What you have to do:
In the entries below, find every line holding the string "Simulation" and collect it.

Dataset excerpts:
----
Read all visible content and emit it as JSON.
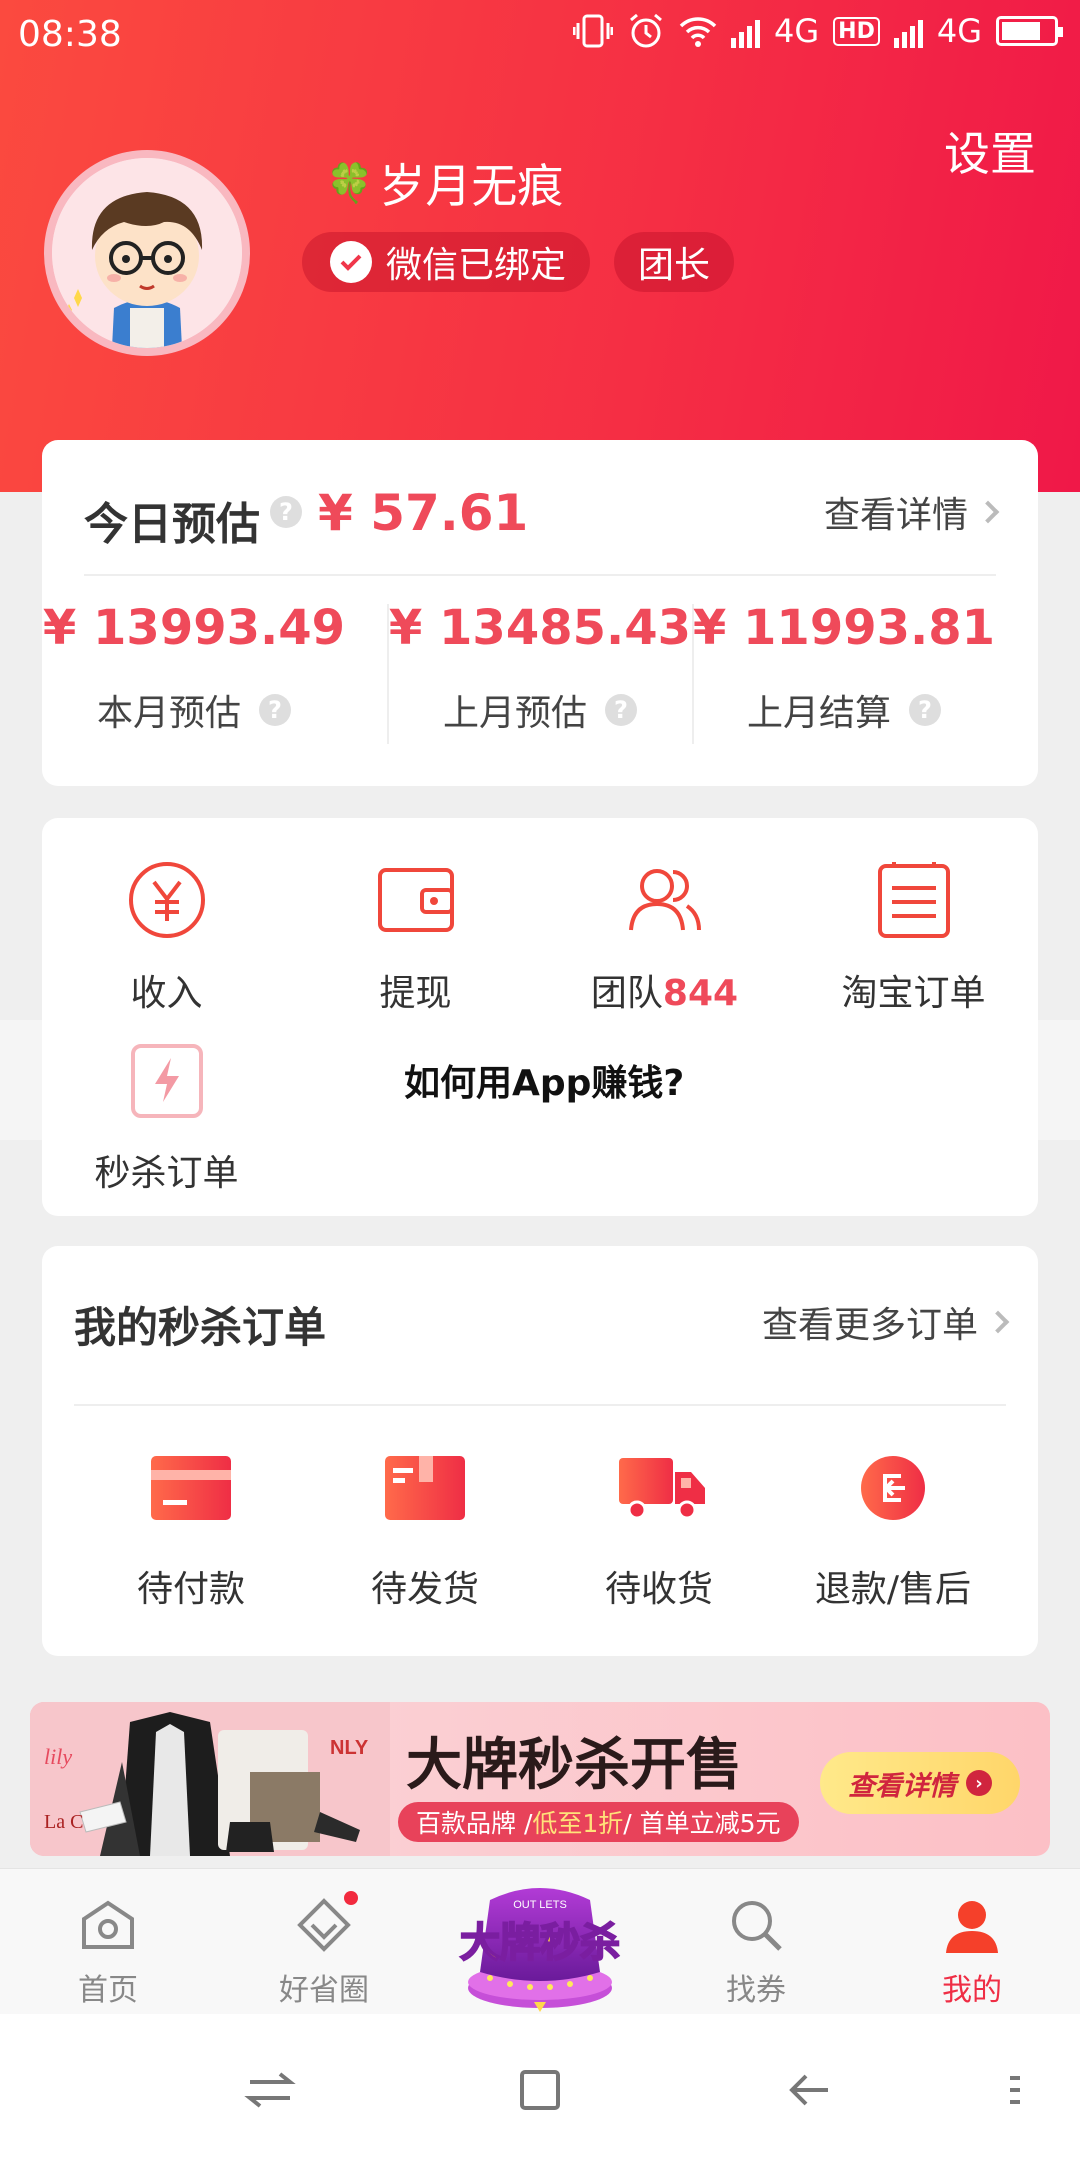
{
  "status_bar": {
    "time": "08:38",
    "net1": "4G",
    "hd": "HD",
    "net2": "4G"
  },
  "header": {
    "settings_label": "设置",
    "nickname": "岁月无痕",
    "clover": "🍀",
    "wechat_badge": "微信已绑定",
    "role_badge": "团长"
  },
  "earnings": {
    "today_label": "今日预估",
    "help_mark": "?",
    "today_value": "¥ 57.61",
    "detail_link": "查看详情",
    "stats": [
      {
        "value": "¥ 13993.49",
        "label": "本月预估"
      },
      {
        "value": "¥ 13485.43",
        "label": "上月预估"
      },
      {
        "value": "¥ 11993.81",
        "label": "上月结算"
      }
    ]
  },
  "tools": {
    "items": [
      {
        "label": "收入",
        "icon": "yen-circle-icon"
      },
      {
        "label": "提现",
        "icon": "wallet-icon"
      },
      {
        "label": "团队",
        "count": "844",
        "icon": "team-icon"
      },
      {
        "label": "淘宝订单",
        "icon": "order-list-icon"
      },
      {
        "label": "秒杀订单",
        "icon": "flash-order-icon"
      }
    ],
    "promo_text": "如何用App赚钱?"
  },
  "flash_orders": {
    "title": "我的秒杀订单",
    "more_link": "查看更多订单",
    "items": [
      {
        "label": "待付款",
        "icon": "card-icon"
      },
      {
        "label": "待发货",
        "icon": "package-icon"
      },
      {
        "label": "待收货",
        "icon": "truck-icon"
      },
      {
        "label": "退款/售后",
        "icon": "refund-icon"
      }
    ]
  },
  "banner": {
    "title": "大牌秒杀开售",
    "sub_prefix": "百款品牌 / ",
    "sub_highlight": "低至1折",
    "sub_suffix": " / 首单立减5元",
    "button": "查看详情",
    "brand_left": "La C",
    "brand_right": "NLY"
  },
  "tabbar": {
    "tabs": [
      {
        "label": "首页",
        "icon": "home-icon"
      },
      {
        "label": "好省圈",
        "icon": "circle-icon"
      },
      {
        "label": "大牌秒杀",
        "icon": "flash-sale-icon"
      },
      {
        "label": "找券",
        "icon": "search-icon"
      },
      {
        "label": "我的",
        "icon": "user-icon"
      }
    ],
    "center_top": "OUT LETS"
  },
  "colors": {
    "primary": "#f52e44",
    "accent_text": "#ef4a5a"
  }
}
----
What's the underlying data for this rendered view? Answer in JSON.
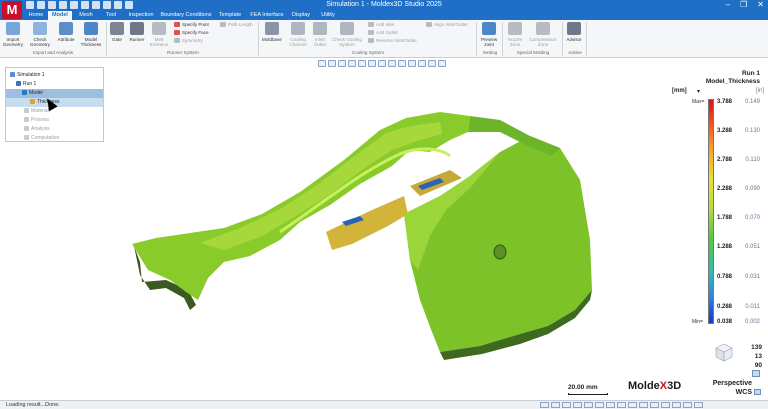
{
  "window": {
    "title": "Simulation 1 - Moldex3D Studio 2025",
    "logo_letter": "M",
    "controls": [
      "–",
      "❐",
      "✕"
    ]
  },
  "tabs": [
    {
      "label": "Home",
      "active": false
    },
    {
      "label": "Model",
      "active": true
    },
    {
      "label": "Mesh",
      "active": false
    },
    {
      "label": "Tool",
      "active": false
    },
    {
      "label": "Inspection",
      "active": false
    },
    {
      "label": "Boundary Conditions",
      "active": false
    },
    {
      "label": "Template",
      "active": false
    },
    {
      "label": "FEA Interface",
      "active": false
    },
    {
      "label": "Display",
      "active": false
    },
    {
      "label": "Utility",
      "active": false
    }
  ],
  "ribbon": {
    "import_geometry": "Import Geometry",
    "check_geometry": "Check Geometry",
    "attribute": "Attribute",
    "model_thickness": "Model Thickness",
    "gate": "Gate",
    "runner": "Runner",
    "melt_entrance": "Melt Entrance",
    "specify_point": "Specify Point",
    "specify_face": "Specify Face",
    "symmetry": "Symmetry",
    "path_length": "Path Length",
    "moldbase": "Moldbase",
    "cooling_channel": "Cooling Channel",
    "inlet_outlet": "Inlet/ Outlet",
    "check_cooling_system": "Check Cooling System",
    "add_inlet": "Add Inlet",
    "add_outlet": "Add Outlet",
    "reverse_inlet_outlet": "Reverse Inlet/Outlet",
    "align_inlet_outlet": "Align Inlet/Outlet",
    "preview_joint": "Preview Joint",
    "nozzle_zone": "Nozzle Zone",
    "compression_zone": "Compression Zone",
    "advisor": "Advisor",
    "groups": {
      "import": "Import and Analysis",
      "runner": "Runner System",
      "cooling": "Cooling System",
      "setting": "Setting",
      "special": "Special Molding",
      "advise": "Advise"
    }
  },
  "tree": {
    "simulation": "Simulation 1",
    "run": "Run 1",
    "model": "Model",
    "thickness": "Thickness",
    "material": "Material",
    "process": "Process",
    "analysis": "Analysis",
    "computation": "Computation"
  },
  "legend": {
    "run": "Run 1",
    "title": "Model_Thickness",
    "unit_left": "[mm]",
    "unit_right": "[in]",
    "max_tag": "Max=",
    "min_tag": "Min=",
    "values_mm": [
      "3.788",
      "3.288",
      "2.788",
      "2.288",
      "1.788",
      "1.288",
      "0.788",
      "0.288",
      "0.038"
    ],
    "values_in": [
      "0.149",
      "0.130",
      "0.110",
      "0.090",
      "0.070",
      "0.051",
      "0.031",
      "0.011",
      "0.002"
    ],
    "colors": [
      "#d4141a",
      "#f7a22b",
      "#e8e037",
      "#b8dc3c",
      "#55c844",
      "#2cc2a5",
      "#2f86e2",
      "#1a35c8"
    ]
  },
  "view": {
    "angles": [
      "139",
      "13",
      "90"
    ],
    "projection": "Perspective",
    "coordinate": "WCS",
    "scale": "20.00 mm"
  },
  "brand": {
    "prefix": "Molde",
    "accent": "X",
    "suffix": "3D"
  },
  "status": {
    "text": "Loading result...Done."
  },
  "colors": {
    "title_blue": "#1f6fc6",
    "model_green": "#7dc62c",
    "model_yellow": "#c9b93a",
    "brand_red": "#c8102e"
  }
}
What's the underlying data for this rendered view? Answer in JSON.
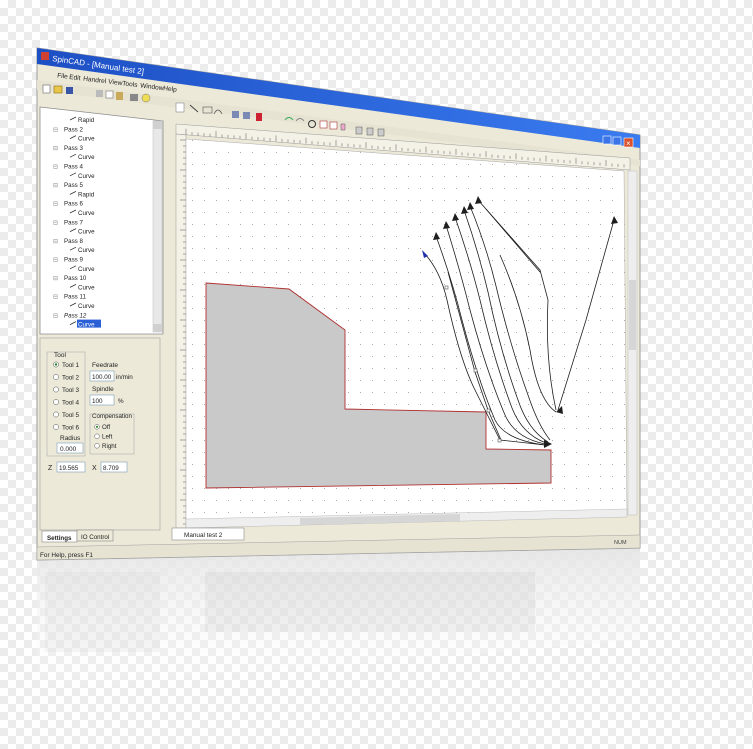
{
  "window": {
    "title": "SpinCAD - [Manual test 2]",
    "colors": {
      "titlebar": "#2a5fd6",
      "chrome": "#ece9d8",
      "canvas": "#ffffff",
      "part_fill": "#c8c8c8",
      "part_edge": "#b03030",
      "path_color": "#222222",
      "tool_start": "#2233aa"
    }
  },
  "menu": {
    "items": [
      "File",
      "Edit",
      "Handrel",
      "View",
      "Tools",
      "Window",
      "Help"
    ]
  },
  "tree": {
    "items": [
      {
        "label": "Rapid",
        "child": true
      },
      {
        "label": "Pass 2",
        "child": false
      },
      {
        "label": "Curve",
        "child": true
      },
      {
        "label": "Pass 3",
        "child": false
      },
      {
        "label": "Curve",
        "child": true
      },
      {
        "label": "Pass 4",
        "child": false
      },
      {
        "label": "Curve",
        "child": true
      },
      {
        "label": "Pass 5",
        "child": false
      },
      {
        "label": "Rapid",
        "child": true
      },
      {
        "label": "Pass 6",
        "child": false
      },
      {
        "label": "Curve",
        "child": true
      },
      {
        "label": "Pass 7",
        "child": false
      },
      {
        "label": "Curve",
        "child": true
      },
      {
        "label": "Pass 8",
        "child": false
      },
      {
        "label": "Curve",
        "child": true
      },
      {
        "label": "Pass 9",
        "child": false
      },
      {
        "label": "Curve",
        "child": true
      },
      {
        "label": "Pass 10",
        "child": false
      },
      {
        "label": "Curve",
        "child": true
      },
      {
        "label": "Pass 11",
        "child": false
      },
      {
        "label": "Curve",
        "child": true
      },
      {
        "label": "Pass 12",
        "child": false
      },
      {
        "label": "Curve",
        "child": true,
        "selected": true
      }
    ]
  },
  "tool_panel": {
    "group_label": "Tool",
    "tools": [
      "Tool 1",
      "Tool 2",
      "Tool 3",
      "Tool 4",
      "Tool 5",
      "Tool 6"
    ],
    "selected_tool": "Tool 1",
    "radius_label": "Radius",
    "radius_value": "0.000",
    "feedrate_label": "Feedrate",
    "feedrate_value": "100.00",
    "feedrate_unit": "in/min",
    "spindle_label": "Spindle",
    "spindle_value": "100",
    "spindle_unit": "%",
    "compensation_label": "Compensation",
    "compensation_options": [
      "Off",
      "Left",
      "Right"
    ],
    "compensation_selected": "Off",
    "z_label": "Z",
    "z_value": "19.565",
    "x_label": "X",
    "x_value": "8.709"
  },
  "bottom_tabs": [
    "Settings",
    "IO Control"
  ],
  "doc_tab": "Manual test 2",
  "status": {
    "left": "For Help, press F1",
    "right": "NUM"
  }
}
----
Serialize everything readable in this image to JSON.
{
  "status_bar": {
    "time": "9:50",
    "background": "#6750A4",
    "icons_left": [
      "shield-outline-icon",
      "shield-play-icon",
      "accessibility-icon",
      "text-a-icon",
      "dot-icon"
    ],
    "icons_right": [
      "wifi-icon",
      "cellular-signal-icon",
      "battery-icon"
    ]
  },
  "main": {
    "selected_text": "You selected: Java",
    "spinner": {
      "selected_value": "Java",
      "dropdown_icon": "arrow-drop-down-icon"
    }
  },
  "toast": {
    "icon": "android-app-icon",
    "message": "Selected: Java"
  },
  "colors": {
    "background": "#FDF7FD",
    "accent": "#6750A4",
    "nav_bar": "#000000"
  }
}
----
Solution to the exercise:
    "title": "Simulation 1 - Moldex3D Studio 2025",
    "simulation": "Simulation 1",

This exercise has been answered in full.